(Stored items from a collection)
[START]

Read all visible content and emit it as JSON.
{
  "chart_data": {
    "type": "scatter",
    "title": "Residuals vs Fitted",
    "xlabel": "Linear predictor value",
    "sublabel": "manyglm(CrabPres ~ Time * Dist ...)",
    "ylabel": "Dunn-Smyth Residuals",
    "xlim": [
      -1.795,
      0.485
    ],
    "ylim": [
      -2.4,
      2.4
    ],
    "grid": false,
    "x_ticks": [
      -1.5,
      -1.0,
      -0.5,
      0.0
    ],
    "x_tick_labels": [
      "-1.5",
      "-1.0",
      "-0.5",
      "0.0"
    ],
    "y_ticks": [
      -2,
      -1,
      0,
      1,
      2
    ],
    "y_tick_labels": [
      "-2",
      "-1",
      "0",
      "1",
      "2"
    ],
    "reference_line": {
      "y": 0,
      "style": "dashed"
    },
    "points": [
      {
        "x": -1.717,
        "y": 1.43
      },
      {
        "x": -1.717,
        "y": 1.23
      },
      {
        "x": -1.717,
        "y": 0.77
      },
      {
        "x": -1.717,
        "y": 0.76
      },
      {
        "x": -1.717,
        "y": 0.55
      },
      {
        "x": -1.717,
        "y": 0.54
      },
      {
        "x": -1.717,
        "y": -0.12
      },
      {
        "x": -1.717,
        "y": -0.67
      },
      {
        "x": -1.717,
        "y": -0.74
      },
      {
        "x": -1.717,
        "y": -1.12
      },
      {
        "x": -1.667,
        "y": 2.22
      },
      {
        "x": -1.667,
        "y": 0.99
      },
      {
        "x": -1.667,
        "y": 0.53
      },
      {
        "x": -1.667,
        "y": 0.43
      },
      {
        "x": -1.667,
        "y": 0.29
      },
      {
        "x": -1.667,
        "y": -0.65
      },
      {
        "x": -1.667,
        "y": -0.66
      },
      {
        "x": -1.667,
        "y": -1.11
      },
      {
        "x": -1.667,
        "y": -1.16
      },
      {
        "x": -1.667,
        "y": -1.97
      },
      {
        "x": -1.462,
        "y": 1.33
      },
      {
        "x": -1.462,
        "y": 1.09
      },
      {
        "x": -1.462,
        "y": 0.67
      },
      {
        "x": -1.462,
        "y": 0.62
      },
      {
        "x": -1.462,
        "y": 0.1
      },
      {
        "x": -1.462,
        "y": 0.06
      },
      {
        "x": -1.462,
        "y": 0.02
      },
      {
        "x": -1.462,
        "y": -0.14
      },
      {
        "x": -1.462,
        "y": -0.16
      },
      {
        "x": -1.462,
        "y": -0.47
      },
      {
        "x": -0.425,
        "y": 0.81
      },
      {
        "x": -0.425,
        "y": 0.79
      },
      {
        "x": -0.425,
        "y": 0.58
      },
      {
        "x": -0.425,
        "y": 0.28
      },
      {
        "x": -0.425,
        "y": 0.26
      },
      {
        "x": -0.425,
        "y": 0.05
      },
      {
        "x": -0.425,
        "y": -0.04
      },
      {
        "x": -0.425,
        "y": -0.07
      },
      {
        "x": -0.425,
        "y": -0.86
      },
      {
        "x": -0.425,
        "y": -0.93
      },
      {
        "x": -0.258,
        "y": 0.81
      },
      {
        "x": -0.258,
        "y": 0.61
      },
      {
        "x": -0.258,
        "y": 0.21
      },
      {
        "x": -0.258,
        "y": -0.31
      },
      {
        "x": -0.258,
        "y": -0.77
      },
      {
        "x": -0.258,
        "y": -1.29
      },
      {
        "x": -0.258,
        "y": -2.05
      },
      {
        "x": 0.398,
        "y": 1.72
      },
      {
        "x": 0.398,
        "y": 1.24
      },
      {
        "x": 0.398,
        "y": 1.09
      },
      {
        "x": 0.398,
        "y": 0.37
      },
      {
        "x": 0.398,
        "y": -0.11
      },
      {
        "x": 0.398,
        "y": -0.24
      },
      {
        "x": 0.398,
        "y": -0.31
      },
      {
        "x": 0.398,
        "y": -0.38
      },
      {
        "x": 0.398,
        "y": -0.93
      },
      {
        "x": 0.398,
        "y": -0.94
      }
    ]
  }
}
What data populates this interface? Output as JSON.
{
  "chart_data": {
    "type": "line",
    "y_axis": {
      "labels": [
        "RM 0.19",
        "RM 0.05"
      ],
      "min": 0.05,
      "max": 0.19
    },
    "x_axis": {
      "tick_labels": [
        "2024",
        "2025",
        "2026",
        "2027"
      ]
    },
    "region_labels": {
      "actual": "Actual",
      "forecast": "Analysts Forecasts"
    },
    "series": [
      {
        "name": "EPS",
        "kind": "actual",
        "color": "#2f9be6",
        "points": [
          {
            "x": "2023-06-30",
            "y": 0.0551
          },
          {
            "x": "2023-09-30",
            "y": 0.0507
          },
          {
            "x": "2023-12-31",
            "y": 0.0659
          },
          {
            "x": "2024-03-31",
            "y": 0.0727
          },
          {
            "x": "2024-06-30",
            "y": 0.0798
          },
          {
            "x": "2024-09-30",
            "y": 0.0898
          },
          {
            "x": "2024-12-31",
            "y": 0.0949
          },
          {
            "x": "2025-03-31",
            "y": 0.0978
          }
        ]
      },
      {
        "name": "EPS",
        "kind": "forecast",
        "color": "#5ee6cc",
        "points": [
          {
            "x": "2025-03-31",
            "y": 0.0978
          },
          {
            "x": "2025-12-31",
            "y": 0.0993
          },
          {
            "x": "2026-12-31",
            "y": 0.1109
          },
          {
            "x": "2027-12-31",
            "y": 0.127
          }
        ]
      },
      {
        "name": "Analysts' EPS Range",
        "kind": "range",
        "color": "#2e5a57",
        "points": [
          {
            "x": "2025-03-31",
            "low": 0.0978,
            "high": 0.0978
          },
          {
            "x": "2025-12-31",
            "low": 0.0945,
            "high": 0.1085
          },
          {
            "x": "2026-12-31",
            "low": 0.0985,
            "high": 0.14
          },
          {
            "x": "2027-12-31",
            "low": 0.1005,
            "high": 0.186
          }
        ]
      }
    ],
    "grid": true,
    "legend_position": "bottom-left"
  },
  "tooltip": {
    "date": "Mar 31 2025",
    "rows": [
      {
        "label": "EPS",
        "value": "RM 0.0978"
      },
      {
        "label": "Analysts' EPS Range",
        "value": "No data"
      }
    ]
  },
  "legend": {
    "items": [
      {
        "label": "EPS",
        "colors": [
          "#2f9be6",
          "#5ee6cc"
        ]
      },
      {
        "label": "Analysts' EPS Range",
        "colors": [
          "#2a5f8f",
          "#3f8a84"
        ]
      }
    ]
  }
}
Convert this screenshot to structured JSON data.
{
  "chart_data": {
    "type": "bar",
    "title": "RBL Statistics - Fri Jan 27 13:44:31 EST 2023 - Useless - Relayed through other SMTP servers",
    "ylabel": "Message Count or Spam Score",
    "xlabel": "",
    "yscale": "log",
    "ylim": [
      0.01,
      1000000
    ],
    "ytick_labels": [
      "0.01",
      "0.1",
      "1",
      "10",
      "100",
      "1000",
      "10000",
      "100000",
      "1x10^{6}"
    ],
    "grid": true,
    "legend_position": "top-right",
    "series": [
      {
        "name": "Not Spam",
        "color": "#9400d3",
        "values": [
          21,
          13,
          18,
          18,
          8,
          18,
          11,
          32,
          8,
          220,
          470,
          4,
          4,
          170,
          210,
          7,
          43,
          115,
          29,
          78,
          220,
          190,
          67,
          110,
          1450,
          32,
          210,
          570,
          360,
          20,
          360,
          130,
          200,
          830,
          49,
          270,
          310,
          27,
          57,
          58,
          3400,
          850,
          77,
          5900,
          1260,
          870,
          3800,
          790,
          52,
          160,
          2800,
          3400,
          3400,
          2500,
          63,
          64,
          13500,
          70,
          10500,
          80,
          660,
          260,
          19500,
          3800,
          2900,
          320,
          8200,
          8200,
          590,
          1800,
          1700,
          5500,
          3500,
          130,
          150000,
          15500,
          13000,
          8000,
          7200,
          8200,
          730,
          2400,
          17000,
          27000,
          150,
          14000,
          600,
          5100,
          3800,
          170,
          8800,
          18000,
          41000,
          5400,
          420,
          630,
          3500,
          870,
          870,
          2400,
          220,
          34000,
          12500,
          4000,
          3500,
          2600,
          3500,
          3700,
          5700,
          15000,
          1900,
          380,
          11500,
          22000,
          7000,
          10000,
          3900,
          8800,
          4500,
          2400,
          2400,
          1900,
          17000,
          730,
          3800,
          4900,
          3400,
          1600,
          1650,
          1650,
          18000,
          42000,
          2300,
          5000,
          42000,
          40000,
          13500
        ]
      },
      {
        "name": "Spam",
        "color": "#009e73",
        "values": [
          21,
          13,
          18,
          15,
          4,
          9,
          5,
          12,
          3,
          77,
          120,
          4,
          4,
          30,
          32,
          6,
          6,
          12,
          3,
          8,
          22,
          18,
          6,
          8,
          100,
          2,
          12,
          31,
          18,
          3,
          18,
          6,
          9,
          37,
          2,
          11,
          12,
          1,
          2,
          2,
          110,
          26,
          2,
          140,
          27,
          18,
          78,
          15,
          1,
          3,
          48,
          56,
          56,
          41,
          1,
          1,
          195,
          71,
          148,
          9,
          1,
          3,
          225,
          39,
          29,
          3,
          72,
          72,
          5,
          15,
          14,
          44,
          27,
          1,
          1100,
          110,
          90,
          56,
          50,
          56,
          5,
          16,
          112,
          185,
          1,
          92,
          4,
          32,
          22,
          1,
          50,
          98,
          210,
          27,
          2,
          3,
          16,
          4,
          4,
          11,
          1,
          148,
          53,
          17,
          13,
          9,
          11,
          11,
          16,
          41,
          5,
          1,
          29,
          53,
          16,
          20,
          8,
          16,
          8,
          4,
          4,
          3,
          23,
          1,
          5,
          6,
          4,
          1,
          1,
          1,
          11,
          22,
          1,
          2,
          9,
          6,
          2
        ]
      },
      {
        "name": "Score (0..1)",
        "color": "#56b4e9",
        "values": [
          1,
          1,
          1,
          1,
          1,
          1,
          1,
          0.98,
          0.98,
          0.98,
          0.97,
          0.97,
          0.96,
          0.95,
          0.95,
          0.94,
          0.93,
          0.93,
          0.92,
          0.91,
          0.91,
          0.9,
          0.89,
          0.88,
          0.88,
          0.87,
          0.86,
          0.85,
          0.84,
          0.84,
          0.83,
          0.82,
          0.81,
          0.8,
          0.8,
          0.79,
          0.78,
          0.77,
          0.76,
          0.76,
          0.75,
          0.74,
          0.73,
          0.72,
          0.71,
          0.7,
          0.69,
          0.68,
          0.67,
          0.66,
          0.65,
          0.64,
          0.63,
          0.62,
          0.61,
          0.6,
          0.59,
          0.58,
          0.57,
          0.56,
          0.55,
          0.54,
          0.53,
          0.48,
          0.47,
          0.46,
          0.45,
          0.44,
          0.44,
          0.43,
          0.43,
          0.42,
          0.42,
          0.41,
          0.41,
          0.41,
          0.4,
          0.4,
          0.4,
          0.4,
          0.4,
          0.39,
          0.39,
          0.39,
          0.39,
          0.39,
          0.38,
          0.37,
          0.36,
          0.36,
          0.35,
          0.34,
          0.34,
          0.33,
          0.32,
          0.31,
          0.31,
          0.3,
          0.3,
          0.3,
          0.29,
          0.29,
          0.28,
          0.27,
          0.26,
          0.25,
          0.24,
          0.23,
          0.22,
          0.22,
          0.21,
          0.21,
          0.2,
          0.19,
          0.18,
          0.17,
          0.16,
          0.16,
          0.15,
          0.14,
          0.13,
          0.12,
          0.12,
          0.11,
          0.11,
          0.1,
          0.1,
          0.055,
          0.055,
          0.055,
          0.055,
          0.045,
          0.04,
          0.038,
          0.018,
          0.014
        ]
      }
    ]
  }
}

[END]

Within the data above, count the lines that contain the string "forecast"; the reply is the number alone.

2